What is asked:
From the listing below, pull out every line where the string "Start" appears.

Input for this task:
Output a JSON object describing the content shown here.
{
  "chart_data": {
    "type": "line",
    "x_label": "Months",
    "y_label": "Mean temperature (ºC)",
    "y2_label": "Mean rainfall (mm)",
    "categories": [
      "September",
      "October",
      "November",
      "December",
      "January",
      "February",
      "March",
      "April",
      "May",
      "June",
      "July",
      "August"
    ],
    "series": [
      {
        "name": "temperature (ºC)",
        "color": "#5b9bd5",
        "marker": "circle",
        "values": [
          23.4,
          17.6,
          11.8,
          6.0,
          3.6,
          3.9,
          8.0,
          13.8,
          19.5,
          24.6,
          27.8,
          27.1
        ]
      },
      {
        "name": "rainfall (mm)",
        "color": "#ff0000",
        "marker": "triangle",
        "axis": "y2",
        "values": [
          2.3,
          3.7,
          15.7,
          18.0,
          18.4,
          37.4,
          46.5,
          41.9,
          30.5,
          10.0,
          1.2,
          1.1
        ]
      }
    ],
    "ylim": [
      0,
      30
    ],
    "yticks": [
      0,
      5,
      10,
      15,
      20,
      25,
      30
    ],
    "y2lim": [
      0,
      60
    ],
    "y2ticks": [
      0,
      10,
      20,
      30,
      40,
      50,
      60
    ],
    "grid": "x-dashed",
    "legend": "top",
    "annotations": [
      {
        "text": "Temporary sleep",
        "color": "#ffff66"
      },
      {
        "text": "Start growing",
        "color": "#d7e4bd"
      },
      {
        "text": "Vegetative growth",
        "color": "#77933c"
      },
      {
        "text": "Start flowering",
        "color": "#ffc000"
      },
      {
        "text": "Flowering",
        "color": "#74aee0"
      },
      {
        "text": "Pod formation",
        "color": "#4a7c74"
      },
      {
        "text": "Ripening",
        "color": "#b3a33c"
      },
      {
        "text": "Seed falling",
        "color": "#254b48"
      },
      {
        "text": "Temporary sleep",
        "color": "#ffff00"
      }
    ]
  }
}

Exercise answer:
        "text": "Start growing",
        "text": "Start flowering",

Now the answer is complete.